═══ Data to use ═══

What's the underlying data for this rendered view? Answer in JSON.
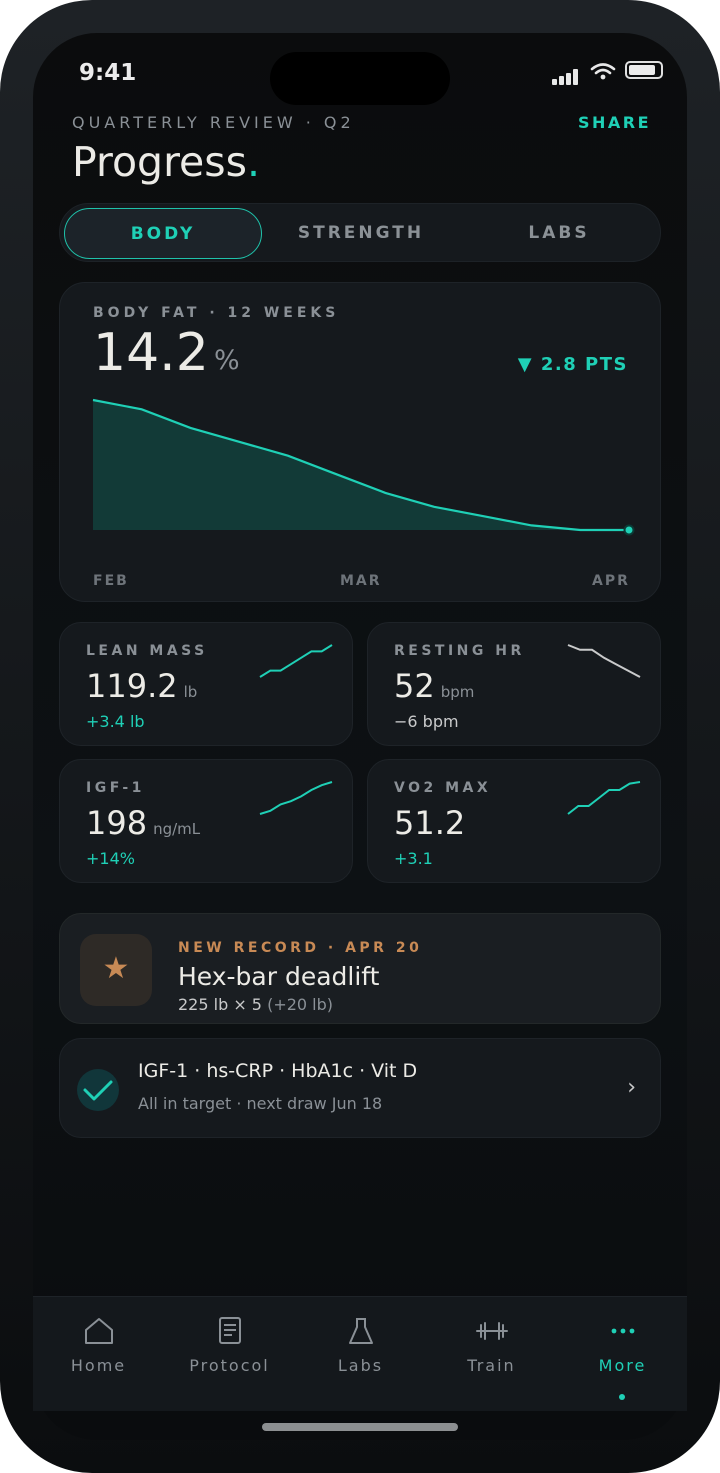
{
  "status": {
    "time": "9:41"
  },
  "header": {
    "eyebrow": "QUARTERLY REVIEW · Q2",
    "share_label": "SHARE",
    "title": "Progress",
    "title_dot": "."
  },
  "segments": [
    {
      "label": "BODY",
      "active": true
    },
    {
      "label": "STRENGTH",
      "active": false
    },
    {
      "label": "LABS",
      "active": false
    }
  ],
  "body_fat": {
    "label": "BODY FAT · 12 WEEKS",
    "value": "14.2",
    "unit": "%",
    "delta": "▼ 2.8 PTS",
    "months": [
      "FEB",
      "MAR",
      "APR"
    ]
  },
  "chart_data": {
    "type": "area",
    "title": "BODY FAT · 12 WEEKS",
    "x": [
      1,
      2,
      3,
      4,
      5,
      6,
      7,
      8,
      9,
      10,
      11,
      12
    ],
    "x_tick_labels": [
      "FEB",
      "MAR",
      "APR"
    ],
    "series": [
      {
        "values": [
          17.0,
          16.8,
          16.4,
          16.1,
          15.8,
          15.4,
          15.0,
          14.7,
          14.5,
          14.3,
          14.2,
          14.2
        ]
      }
    ],
    "ylim": [
      14.2,
      17.0
    ],
    "grid": false,
    "colors": {
      "line": "#1fd0b6",
      "fill": "#123a37"
    }
  },
  "stats": [
    {
      "label": "LEAN MASS",
      "value": "119.2",
      "unit": "lb",
      "delta": "+3.4 lb",
      "trend": "up",
      "spark": [
        0,
        0.2,
        0.2,
        0.4,
        0.6,
        0.8,
        0.8,
        1.0
      ]
    },
    {
      "label": "RESTING HR",
      "value": "52",
      "unit": "bpm",
      "delta": "−6 bpm",
      "trend": "down",
      "spark": [
        1.0,
        0.85,
        0.85,
        0.6,
        0.4,
        0.2,
        0.0
      ]
    },
    {
      "label": "IGF-1",
      "value": "198",
      "unit": "ng/mL",
      "delta": "+14%",
      "trend": "up",
      "spark": [
        0,
        0.1,
        0.3,
        0.4,
        0.55,
        0.75,
        0.9,
        1.0
      ]
    },
    {
      "label": "VO2 MAX",
      "value": "51.2",
      "unit": "",
      "delta": "+3.1",
      "trend": "up",
      "spark": [
        0,
        0.25,
        0.25,
        0.5,
        0.75,
        0.75,
        0.95,
        1.0
      ]
    }
  ],
  "record": {
    "eyebrow": "NEW RECORD · APR 20",
    "title": "Hex-bar deadlift",
    "detail": "225 lb × 5",
    "detail_extra": "(+20 lb)",
    "icon": "star-icon"
  },
  "labs": {
    "title": "IGF-1 · hs-CRP · HbA1c · Vit D",
    "subtitle": "All in target · next draw Jun 18",
    "icon": "check-icon"
  },
  "tabs": [
    {
      "label": "Home",
      "icon": "home-icon",
      "active": false
    },
    {
      "label": "Protocol",
      "icon": "document-icon",
      "active": false
    },
    {
      "label": "Labs",
      "icon": "flask-icon",
      "active": false
    },
    {
      "label": "Train",
      "icon": "dumbbell-icon",
      "active": false
    },
    {
      "label": "More",
      "icon": "more-icon",
      "active": true
    }
  ],
  "colors": {
    "accent": "#1fd0b6",
    "record": "#c88a55",
    "background": "#0b0c0d",
    "card": "#15191d"
  }
}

═══

What the task requires — Every line of the data above should be quoted exactly. Omit the pictures.

Response to this exercise —
What's the underlying data for this rendered view? Answer in JSON.
{
  "status": {
    "time": "9:41"
  },
  "header": {
    "eyebrow": "QUARTERLY REVIEW · Q2",
    "share_label": "SHARE",
    "title": "Progress",
    "title_dot": "."
  },
  "segments": [
    {
      "label": "BODY",
      "active": true
    },
    {
      "label": "STRENGTH",
      "active": false
    },
    {
      "label": "LABS",
      "active": false
    }
  ],
  "body_fat": {
    "label": "BODY FAT · 12 WEEKS",
    "value": "14.2",
    "unit": "%",
    "delta": "▼ 2.8 PTS",
    "months": [
      "FEB",
      "MAR",
      "APR"
    ]
  },
  "chart_data": {
    "type": "area",
    "title": "BODY FAT · 12 WEEKS",
    "x": [
      1,
      2,
      3,
      4,
      5,
      6,
      7,
      8,
      9,
      10,
      11,
      12
    ],
    "x_tick_labels": [
      "FEB",
      "MAR",
      "APR"
    ],
    "series": [
      {
        "values": [
          17.0,
          16.8,
          16.4,
          16.1,
          15.8,
          15.4,
          15.0,
          14.7,
          14.5,
          14.3,
          14.2,
          14.2
        ]
      }
    ],
    "ylim": [
      14.2,
      17.0
    ],
    "grid": false,
    "colors": {
      "line": "#1fd0b6",
      "fill": "#123a37"
    }
  },
  "stats": [
    {
      "label": "LEAN MASS",
      "value": "119.2",
      "unit": "lb",
      "delta": "+3.4 lb",
      "trend": "up",
      "spark": [
        0,
        0.2,
        0.2,
        0.4,
        0.6,
        0.8,
        0.8,
        1.0
      ]
    },
    {
      "label": "RESTING HR",
      "value": "52",
      "unit": "bpm",
      "delta": "−6 bpm",
      "trend": "down",
      "spark": [
        1.0,
        0.85,
        0.85,
        0.6,
        0.4,
        0.2,
        0.0
      ]
    },
    {
      "label": "IGF-1",
      "value": "198",
      "unit": "ng/mL",
      "delta": "+14%",
      "trend": "up",
      "spark": [
        0,
        0.1,
        0.3,
        0.4,
        0.55,
        0.75,
        0.9,
        1.0
      ]
    },
    {
      "label": "VO2 MAX",
      "value": "51.2",
      "unit": "",
      "delta": "+3.1",
      "trend": "up",
      "spark": [
        0,
        0.25,
        0.25,
        0.5,
        0.75,
        0.75,
        0.95,
        1.0
      ]
    }
  ],
  "record": {
    "eyebrow": "NEW RECORD · APR 20",
    "title": "Hex-bar deadlift",
    "detail": "225 lb × 5",
    "detail_extra": "(+20 lb)",
    "icon": "star-icon"
  },
  "labs": {
    "title": "IGF-1 · hs-CRP · HbA1c · Vit D",
    "subtitle": "All in target · next draw Jun 18",
    "icon": "check-icon"
  },
  "tabs": [
    {
      "label": "Home",
      "icon": "home-icon",
      "active": false
    },
    {
      "label": "Protocol",
      "icon": "document-icon",
      "active": false
    },
    {
      "label": "Labs",
      "icon": "flask-icon",
      "active": false
    },
    {
      "label": "Train",
      "icon": "dumbbell-icon",
      "active": false
    },
    {
      "label": "More",
      "icon": "more-icon",
      "active": true
    }
  ],
  "colors": {
    "accent": "#1fd0b6",
    "record": "#c88a55",
    "background": "#0b0c0d",
    "card": "#15191d"
  }
}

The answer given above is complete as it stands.